Begin Listed records

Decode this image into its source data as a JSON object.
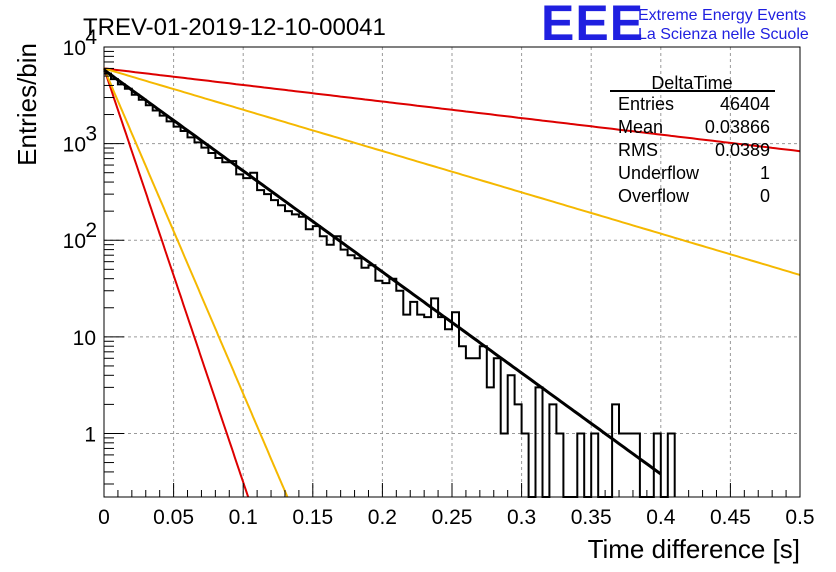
{
  "header": {
    "title": "TREV-01-2019-12-10-00041",
    "logo_text": "EEE",
    "logo_line1": "Extreme Energy Events",
    "logo_line2": "La Scienza nelle Scuole"
  },
  "stats_box": {
    "title": "DeltaTime",
    "rows": [
      {
        "label": "Entries",
        "value": "46404"
      },
      {
        "label": "Mean",
        "value": "0.03866"
      },
      {
        "label": "RMS",
        "value": "0.0389"
      },
      {
        "label": "Underflow",
        "value": "1"
      },
      {
        "label": "Overflow",
        "value": "0"
      }
    ]
  },
  "colors": {
    "histogram": "#000000",
    "fit_main": "#000000",
    "line_red": "#dd0000",
    "line_yellow": "#f5b800",
    "grid": "#9a9a9a",
    "logo": "#1f1fe0"
  },
  "chart_data": {
    "type": "line",
    "title": "TREV-01-2019-12-10-00041",
    "xlabel": "Time difference [s]",
    "ylabel": "Entries/bin",
    "xlim": [
      0,
      0.5
    ],
    "ylim": [
      0.22,
      10000
    ],
    "yscale": "log",
    "grid": true,
    "x_ticks": [
      "0",
      "0.05",
      "0.1",
      "0.15",
      "0.2",
      "0.25",
      "0.3",
      "0.35",
      "0.4",
      "0.45",
      "0.5"
    ],
    "y_ticks": [
      {
        "value": 1,
        "label": "1"
      },
      {
        "value": 10,
        "label": "10"
      },
      {
        "value": 100,
        "label": "10",
        "exp": "2"
      },
      {
        "value": 1000,
        "label": "10",
        "exp": "3"
      },
      {
        "value": 10000,
        "label": "10",
        "exp": "4"
      }
    ],
    "histogram": {
      "bin_width": 0.005,
      "counts": [
        5300,
        4650,
        4100,
        3700,
        3200,
        2850,
        2500,
        2200,
        1950,
        1700,
        1500,
        1350,
        1160,
        1030,
        910,
        800,
        710,
        640,
        660,
        480,
        440,
        500,
        330,
        300,
        260,
        230,
        200,
        185,
        175,
        130,
        140,
        110,
        90,
        110,
        80,
        70,
        65,
        52,
        55,
        38,
        36,
        40,
        30,
        17,
        23,
        17,
        16,
        25,
        16,
        12,
        18,
        8,
        6,
        6,
        8,
        3,
        6,
        1,
        4,
        2,
        1,
        0,
        3,
        0,
        2,
        1,
        0,
        0,
        1,
        0,
        1,
        0,
        0,
        2,
        1,
        1,
        1,
        0,
        0,
        1,
        0,
        1
      ]
    },
    "fit": {
      "type": "exponential",
      "amplitude": 5800,
      "tau": 0.04153,
      "x_range": [
        0,
        0.4
      ]
    },
    "reference_lines": [
      {
        "color": "red",
        "amplitude": 6000,
        "tau": 0.2536,
        "x_range": [
          0,
          0.5
        ]
      },
      {
        "color": "yellow",
        "amplitude": 6000,
        "tau": 0.1016,
        "x_range": [
          0,
          0.5
        ]
      },
      {
        "color": "red",
        "amplitude": 6000,
        "tau": 0.01014,
        "x_range": [
          0,
          0.2
        ]
      },
      {
        "color": "yellow",
        "amplitude": 6000,
        "tau": 0.0129,
        "x_range": [
          0,
          0.2
        ]
      }
    ]
  }
}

End Listed records

Task instructions: Write out again every line above exactly as given; the pictures do not belong in the copy.

Task output:
Decode this image into its source data as a JSON object.
{
  "header": {
    "title": "TREV-01-2019-12-10-00041",
    "logo_text": "EEE",
    "logo_line1": "Extreme Energy Events",
    "logo_line2": "La Scienza nelle Scuole"
  },
  "stats_box": {
    "title": "DeltaTime",
    "rows": [
      {
        "label": "Entries",
        "value": "46404"
      },
      {
        "label": "Mean",
        "value": "0.03866"
      },
      {
        "label": "RMS",
        "value": "0.0389"
      },
      {
        "label": "Underflow",
        "value": "1"
      },
      {
        "label": "Overflow",
        "value": "0"
      }
    ]
  },
  "colors": {
    "histogram": "#000000",
    "fit_main": "#000000",
    "line_red": "#dd0000",
    "line_yellow": "#f5b800",
    "grid": "#9a9a9a",
    "logo": "#1f1fe0"
  },
  "chart_data": {
    "type": "line",
    "title": "TREV-01-2019-12-10-00041",
    "xlabel": "Time difference [s]",
    "ylabel": "Entries/bin",
    "xlim": [
      0,
      0.5
    ],
    "ylim": [
      0.22,
      10000
    ],
    "yscale": "log",
    "grid": true,
    "x_ticks": [
      "0",
      "0.05",
      "0.1",
      "0.15",
      "0.2",
      "0.25",
      "0.3",
      "0.35",
      "0.4",
      "0.45",
      "0.5"
    ],
    "y_ticks": [
      {
        "value": 1,
        "label": "1"
      },
      {
        "value": 10,
        "label": "10"
      },
      {
        "value": 100,
        "label": "10",
        "exp": "2"
      },
      {
        "value": 1000,
        "label": "10",
        "exp": "3"
      },
      {
        "value": 10000,
        "label": "10",
        "exp": "4"
      }
    ],
    "histogram": {
      "bin_width": 0.005,
      "counts": [
        5300,
        4650,
        4100,
        3700,
        3200,
        2850,
        2500,
        2200,
        1950,
        1700,
        1500,
        1350,
        1160,
        1030,
        910,
        800,
        710,
        640,
        660,
        480,
        440,
        500,
        330,
        300,
        260,
        230,
        200,
        185,
        175,
        130,
        140,
        110,
        90,
        110,
        80,
        70,
        65,
        52,
        55,
        38,
        36,
        40,
        30,
        17,
        23,
        17,
        16,
        25,
        16,
        12,
        18,
        8,
        6,
        6,
        8,
        3,
        6,
        1,
        4,
        2,
        1,
        0,
        3,
        0,
        2,
        1,
        0,
        0,
        1,
        0,
        1,
        0,
        0,
        2,
        1,
        1,
        1,
        0,
        0,
        1,
        0,
        1
      ]
    },
    "fit": {
      "type": "exponential",
      "amplitude": 5800,
      "tau": 0.04153,
      "x_range": [
        0,
        0.4
      ]
    },
    "reference_lines": [
      {
        "color": "red",
        "amplitude": 6000,
        "tau": 0.2536,
        "x_range": [
          0,
          0.5
        ]
      },
      {
        "color": "yellow",
        "amplitude": 6000,
        "tau": 0.1016,
        "x_range": [
          0,
          0.5
        ]
      },
      {
        "color": "red",
        "amplitude": 6000,
        "tau": 0.01014,
        "x_range": [
          0,
          0.2
        ]
      },
      {
        "color": "yellow",
        "amplitude": 6000,
        "tau": 0.0129,
        "x_range": [
          0,
          0.2
        ]
      }
    ]
  }
}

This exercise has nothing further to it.